SHORT EXERCISE: Filter the entries that follow, copying every line in which the word "window" appears.

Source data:
==========

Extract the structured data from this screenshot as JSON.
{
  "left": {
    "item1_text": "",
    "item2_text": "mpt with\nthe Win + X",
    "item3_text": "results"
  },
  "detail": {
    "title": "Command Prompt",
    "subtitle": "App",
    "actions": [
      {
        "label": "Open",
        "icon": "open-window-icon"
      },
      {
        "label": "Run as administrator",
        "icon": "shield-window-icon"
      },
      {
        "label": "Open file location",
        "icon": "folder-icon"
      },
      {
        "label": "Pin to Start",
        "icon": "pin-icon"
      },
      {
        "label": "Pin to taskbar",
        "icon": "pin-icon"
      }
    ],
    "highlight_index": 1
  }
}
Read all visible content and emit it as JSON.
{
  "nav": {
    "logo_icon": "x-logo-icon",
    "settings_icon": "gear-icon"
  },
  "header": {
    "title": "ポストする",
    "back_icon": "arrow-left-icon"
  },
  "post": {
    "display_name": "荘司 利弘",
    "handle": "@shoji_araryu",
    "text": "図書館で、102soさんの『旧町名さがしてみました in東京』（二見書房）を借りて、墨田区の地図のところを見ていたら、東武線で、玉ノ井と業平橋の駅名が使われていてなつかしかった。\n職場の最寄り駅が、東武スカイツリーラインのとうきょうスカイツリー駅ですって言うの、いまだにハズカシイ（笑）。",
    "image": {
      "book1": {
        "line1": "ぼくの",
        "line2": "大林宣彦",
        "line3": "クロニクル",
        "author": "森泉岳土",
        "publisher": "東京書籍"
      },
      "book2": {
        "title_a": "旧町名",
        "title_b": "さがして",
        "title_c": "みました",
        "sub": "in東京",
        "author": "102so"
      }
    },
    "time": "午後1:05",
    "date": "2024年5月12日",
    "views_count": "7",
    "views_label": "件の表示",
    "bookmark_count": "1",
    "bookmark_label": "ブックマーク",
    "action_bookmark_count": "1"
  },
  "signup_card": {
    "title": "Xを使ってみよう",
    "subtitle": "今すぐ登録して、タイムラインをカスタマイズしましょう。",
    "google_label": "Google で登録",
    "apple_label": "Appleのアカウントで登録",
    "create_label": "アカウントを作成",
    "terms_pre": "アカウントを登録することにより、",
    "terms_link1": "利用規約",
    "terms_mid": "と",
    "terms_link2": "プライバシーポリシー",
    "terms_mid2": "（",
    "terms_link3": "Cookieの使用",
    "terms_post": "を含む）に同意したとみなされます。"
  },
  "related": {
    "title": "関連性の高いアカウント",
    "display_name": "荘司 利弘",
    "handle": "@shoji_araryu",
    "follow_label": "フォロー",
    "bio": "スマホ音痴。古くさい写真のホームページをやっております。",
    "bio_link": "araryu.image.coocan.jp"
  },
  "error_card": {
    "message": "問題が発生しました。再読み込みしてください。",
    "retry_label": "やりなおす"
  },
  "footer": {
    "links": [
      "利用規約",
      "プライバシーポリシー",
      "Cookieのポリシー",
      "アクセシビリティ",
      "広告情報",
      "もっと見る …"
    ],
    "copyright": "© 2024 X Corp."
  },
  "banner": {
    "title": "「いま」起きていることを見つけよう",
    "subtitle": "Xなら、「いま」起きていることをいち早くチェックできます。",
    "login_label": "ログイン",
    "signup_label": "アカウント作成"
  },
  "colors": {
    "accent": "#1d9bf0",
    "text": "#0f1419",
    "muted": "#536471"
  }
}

==========

COMPLETE RESPONSE:
        "icon": "open-window-icon"
        "icon": "shield-window-icon"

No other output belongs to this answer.